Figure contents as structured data
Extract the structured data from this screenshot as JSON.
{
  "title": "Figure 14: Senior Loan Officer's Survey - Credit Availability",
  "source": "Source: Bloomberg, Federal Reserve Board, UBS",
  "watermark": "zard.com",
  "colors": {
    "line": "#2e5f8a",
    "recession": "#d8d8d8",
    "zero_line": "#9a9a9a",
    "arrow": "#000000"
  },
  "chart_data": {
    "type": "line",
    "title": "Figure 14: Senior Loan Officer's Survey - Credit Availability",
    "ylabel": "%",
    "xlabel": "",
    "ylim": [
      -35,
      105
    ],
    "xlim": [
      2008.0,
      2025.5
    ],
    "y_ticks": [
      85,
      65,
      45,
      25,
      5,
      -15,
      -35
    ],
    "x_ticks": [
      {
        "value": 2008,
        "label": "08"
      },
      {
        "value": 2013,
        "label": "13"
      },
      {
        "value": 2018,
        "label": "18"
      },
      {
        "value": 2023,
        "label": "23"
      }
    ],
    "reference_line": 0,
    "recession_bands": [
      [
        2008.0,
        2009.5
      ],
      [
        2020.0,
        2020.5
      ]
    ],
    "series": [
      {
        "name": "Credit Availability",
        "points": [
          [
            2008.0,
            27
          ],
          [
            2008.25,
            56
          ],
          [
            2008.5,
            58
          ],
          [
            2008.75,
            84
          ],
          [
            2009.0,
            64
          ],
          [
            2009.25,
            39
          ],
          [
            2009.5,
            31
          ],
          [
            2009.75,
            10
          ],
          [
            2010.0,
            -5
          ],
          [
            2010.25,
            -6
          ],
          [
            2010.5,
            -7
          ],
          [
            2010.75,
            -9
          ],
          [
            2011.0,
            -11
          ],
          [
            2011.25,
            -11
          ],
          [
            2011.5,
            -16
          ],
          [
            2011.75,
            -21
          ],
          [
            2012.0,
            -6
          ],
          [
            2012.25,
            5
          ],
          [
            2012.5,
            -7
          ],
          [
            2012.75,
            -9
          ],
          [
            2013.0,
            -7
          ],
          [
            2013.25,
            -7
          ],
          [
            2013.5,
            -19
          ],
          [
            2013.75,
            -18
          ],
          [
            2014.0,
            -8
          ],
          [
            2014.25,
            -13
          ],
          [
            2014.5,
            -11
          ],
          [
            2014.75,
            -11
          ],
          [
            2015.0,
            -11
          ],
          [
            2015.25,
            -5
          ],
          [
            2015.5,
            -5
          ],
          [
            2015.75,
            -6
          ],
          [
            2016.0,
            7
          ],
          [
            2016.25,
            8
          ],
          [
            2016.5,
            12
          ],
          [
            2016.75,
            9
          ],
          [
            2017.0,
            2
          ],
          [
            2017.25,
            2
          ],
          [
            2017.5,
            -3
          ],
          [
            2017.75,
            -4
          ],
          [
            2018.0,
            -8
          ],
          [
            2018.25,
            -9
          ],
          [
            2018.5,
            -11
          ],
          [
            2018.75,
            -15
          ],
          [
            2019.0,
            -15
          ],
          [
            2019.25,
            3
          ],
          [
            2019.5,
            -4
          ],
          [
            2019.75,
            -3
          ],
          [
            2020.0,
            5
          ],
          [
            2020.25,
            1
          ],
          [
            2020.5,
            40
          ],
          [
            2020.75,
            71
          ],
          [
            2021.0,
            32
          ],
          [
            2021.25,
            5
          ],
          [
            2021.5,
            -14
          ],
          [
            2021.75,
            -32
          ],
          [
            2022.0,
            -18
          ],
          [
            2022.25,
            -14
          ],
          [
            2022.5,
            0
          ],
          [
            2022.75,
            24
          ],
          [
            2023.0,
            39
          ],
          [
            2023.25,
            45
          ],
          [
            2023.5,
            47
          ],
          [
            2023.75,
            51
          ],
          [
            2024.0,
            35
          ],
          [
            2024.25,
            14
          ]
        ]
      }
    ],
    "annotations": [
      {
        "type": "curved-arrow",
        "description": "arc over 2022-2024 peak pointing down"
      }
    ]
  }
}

Short exercise -
Your task is to return the full listing exactly as it was given.

The completed task -
Extract the structured data from this screenshot as JSON.
{
  "title": "Figure 14: Senior Loan Officer's Survey - Credit Availability",
  "source": "Source: Bloomberg, Federal Reserve Board, UBS",
  "watermark": "zard.com",
  "colors": {
    "line": "#2e5f8a",
    "recession": "#d8d8d8",
    "zero_line": "#9a9a9a",
    "arrow": "#000000"
  },
  "chart_data": {
    "type": "line",
    "title": "Figure 14: Senior Loan Officer's Survey - Credit Availability",
    "ylabel": "%",
    "xlabel": "",
    "ylim": [
      -35,
      105
    ],
    "xlim": [
      2008.0,
      2025.5
    ],
    "y_ticks": [
      85,
      65,
      45,
      25,
      5,
      -15,
      -35
    ],
    "x_ticks": [
      {
        "value": 2008,
        "label": "08"
      },
      {
        "value": 2013,
        "label": "13"
      },
      {
        "value": 2018,
        "label": "18"
      },
      {
        "value": 2023,
        "label": "23"
      }
    ],
    "reference_line": 0,
    "recession_bands": [
      [
        2008.0,
        2009.5
      ],
      [
        2020.0,
        2020.5
      ]
    ],
    "series": [
      {
        "name": "Credit Availability",
        "points": [
          [
            2008.0,
            27
          ],
          [
            2008.25,
            56
          ],
          [
            2008.5,
            58
          ],
          [
            2008.75,
            84
          ],
          [
            2009.0,
            64
          ],
          [
            2009.25,
            39
          ],
          [
            2009.5,
            31
          ],
          [
            2009.75,
            10
          ],
          [
            2010.0,
            -5
          ],
          [
            2010.25,
            -6
          ],
          [
            2010.5,
            -7
          ],
          [
            2010.75,
            -9
          ],
          [
            2011.0,
            -11
          ],
          [
            2011.25,
            -11
          ],
          [
            2011.5,
            -16
          ],
          [
            2011.75,
            -21
          ],
          [
            2012.0,
            -6
          ],
          [
            2012.25,
            5
          ],
          [
            2012.5,
            -7
          ],
          [
            2012.75,
            -9
          ],
          [
            2013.0,
            -7
          ],
          [
            2013.25,
            -7
          ],
          [
            2013.5,
            -19
          ],
          [
            2013.75,
            -18
          ],
          [
            2014.0,
            -8
          ],
          [
            2014.25,
            -13
          ],
          [
            2014.5,
            -11
          ],
          [
            2014.75,
            -11
          ],
          [
            2015.0,
            -11
          ],
          [
            2015.25,
            -5
          ],
          [
            2015.5,
            -5
          ],
          [
            2015.75,
            -6
          ],
          [
            2016.0,
            7
          ],
          [
            2016.25,
            8
          ],
          [
            2016.5,
            12
          ],
          [
            2016.75,
            9
          ],
          [
            2017.0,
            2
          ],
          [
            2017.25,
            2
          ],
          [
            2017.5,
            -3
          ],
          [
            2017.75,
            -4
          ],
          [
            2018.0,
            -8
          ],
          [
            2018.25,
            -9
          ],
          [
            2018.5,
            -11
          ],
          [
            2018.75,
            -15
          ],
          [
            2019.0,
            -15
          ],
          [
            2019.25,
            3
          ],
          [
            2019.5,
            -4
          ],
          [
            2019.75,
            -3
          ],
          [
            2020.0,
            5
          ],
          [
            2020.25,
            1
          ],
          [
            2020.5,
            40
          ],
          [
            2020.75,
            71
          ],
          [
            2021.0,
            32
          ],
          [
            2021.25,
            5
          ],
          [
            2021.5,
            -14
          ],
          [
            2021.75,
            -32
          ],
          [
            2022.0,
            -18
          ],
          [
            2022.25,
            -14
          ],
          [
            2022.5,
            0
          ],
          [
            2022.75,
            24
          ],
          [
            2023.0,
            39
          ],
          [
            2023.25,
            45
          ],
          [
            2023.5,
            47
          ],
          [
            2023.75,
            51
          ],
          [
            2024.0,
            35
          ],
          [
            2024.25,
            14
          ]
        ]
      }
    ],
    "annotations": [
      {
        "type": "curved-arrow",
        "description": "arc over 2022-2024 peak pointing down"
      }
    ]
  }
}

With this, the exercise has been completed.